Stored data entries:
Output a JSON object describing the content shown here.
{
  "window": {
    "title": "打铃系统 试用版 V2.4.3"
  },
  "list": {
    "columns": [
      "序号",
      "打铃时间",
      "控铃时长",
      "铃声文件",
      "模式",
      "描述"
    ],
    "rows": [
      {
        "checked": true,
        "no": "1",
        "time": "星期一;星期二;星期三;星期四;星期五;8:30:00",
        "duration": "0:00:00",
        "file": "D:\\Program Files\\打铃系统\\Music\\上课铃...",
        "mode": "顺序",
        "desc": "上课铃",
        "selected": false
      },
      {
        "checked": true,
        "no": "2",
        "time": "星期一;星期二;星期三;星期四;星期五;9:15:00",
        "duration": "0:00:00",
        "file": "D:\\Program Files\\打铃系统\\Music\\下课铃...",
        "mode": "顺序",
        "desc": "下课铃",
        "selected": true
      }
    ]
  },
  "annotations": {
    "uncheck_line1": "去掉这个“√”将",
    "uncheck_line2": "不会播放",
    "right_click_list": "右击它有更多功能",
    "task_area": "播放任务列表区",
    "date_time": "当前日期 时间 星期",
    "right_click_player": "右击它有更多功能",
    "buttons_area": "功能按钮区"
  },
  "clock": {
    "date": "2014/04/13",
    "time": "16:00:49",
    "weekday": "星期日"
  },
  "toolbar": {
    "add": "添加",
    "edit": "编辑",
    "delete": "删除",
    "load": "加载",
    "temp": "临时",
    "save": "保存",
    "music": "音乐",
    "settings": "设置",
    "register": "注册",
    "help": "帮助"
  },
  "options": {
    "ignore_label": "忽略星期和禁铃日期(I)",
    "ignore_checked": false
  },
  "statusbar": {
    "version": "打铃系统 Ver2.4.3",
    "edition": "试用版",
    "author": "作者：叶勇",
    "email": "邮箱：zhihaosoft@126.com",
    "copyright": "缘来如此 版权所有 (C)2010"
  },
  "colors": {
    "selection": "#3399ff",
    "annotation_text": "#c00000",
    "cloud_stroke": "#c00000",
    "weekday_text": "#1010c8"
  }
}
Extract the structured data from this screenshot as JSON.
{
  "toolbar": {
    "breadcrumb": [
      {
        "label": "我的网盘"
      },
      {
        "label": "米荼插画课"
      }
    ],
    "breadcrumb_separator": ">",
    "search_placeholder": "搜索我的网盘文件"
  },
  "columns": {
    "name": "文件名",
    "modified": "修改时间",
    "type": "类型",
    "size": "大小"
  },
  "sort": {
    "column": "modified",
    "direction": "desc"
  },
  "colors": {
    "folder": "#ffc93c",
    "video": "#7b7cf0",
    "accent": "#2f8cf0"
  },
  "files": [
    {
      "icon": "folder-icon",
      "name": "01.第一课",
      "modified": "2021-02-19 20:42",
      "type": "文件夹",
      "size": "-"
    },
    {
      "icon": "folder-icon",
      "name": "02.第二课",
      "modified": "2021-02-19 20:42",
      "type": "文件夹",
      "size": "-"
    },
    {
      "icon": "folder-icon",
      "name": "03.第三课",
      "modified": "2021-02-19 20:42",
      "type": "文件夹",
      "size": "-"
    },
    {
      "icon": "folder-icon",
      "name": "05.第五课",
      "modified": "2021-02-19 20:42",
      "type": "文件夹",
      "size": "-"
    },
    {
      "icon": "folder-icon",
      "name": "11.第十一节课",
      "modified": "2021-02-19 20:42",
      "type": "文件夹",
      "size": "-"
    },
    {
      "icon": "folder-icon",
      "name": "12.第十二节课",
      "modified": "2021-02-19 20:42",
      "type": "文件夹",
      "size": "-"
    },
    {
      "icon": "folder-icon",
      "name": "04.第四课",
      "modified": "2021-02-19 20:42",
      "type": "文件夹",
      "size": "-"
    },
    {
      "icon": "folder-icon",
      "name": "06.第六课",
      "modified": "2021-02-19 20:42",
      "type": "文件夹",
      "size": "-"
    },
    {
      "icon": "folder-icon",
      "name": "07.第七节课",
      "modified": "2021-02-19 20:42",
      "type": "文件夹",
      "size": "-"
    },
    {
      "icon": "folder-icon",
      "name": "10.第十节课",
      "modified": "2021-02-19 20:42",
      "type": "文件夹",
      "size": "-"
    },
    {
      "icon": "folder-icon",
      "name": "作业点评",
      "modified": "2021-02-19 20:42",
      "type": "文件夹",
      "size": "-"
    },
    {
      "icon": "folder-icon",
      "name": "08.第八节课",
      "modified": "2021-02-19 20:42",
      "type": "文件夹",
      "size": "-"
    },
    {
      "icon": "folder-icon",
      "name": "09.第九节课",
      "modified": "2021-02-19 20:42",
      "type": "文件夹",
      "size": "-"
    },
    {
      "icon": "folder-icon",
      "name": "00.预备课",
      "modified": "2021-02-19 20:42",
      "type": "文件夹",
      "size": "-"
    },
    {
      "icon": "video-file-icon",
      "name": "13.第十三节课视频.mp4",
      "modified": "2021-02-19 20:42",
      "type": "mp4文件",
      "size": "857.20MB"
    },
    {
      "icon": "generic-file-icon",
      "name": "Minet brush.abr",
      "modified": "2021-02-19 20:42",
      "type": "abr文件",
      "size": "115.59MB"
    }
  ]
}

__Exercise details__: Write each line above out exactly.

__Solution for this task__:
Output a JSON object describing the content shown here.
{
  "window": {
    "title": "打铃系统 试用版 V2.4.3"
  },
  "list": {
    "columns": [
      "序号",
      "打铃时间",
      "控铃时长",
      "铃声文件",
      "模式",
      "描述"
    ],
    "rows": [
      {
        "checked": true,
        "no": "1",
        "time": "星期一;星期二;星期三;星期四;星期五;8:30:00",
        "duration": "0:00:00",
        "file": "D:\\Program Files\\打铃系统\\Music\\上课铃...",
        "mode": "顺序",
        "desc": "上课铃",
        "selected": false
      },
      {
        "checked": true,
        "no": "2",
        "time": "星期一;星期二;星期三;星期四;星期五;9:15:00",
        "duration": "0:00:00",
        "file": "D:\\Program Files\\打铃系统\\Music\\下课铃...",
        "mode": "顺序",
        "desc": "下课铃",
        "selected": true
      }
    ]
  },
  "annotations": {
    "uncheck_line1": "去掉这个“√”将",
    "uncheck_line2": "不会播放",
    "right_click_list": "右击它有更多功能",
    "task_area": "播放任务列表区",
    "date_time": "当前日期 时间 星期",
    "right_click_player": "右击它有更多功能",
    "buttons_area": "功能按钮区"
  },
  "clock": {
    "date": "2014/04/13",
    "time": "16:00:49",
    "weekday": "星期日"
  },
  "toolbar": {
    "add": "添加",
    "edit": "编辑",
    "delete": "删除",
    "load": "加载",
    "temp": "临时",
    "save": "保存",
    "music": "音乐",
    "settings": "设置",
    "register": "注册",
    "help": "帮助"
  },
  "options": {
    "ignore_label": "忽略星期和禁铃日期(I)",
    "ignore_checked": false
  },
  "statusbar": {
    "version": "打铃系统 Ver2.4.3",
    "edition": "试用版",
    "author": "作者：叶勇",
    "email": "邮箱：zhihaosoft@126.com",
    "copyright": "缘来如此 版权所有 (C)2010"
  },
  "colors": {
    "selection": "#3399ff",
    "annotation_text": "#c00000",
    "cloud_stroke": "#c00000",
    "weekday_text": "#1010c8"
  }
}
Extract the structured data from this screenshot as JSON.
{
  "toolbar": {
    "breadcrumb": [
      {
        "label": "我的网盘"
      },
      {
        "label": "米荼插画课"
      }
    ],
    "breadcrumb_separator": ">",
    "search_placeholder": "搜索我的网盘文件"
  },
  "columns": {
    "name": "文件名",
    "modified": "修改时间",
    "type": "类型",
    "size": "大小"
  },
  "sort": {
    "column": "modified",
    "direction": "desc"
  },
  "colors": {
    "folder": "#ffc93c",
    "video": "#7b7cf0",
    "accent": "#2f8cf0"
  },
  "files": [
    {
      "icon": "folder-icon",
      "name": "01.第一课",
      "modified": "2021-02-19 20:42",
      "type": "文件夹",
      "size": "-"
    },
    {
      "icon": "folder-icon",
      "name": "02.第二课",
      "modified": "2021-02-19 20:42",
      "type": "文件夹",
      "size": "-"
    },
    {
      "icon": "folder-icon",
      "name": "03.第三课",
      "modified": "2021-02-19 20:42",
      "type": "文件夹",
      "size": "-"
    },
    {
      "icon": "folder-icon",
      "name": "05.第五课",
      "modified": "2021-02-19 20:42",
      "type": "文件夹",
      "size": "-"
    },
    {
      "icon": "folder-icon",
      "name": "11.第十一节课",
      "modified": "2021-02-19 20:42",
      "type": "文件夹",
      "size": "-"
    },
    {
      "icon": "folder-icon",
      "name": "12.第十二节课",
      "modified": "2021-02-19 20:42",
      "type": "文件夹",
      "size": "-"
    },
    {
      "icon": "folder-icon",
      "name": "04.第四课",
      "modified": "2021-02-19 20:42",
      "type": "文件夹",
      "size": "-"
    },
    {
      "icon": "folder-icon",
      "name": "06.第六课",
      "modified": "2021-02-19 20:42",
      "type": "文件夹",
      "size": "-"
    },
    {
      "icon": "folder-icon",
      "name": "07.第七节课",
      "modified": "2021-02-19 20:42",
      "type": "文件夹",
      "size": "-"
    },
    {
      "icon": "folder-icon",
      "name": "10.第十节课",
      "modified": "2021-02-19 20:42",
      "type": "文件夹",
      "size": "-"
    },
    {
      "icon": "folder-icon",
      "name": "作业点评",
      "modified": "2021-02-19 20:42",
      "type": "文件夹",
      "size": "-"
    },
    {
      "icon": "folder-icon",
      "name": "08.第八节课",
      "modified": "2021-02-19 20:42",
      "type": "文件夹",
      "size": "-"
    },
    {
      "icon": "folder-icon",
      "name": "09.第九节课",
      "modified": "2021-02-19 20:42",
      "type": "文件夹",
      "size": "-"
    },
    {
      "icon": "folder-icon",
      "name": "00.预备课",
      "modified": "2021-02-19 20:42",
      "type": "文件夹",
      "size": "-"
    },
    {
      "icon": "video-file-icon",
      "name": "13.第十三节课视频.mp4",
      "modified": "2021-02-19 20:42",
      "type": "mp4文件",
      "size": "857.20MB"
    },
    {
      "icon": "generic-file-icon",
      "name": "Minet brush.abr",
      "modified": "2021-02-19 20:42",
      "type": "abr文件",
      "size": "115.59MB"
    }
  ]
}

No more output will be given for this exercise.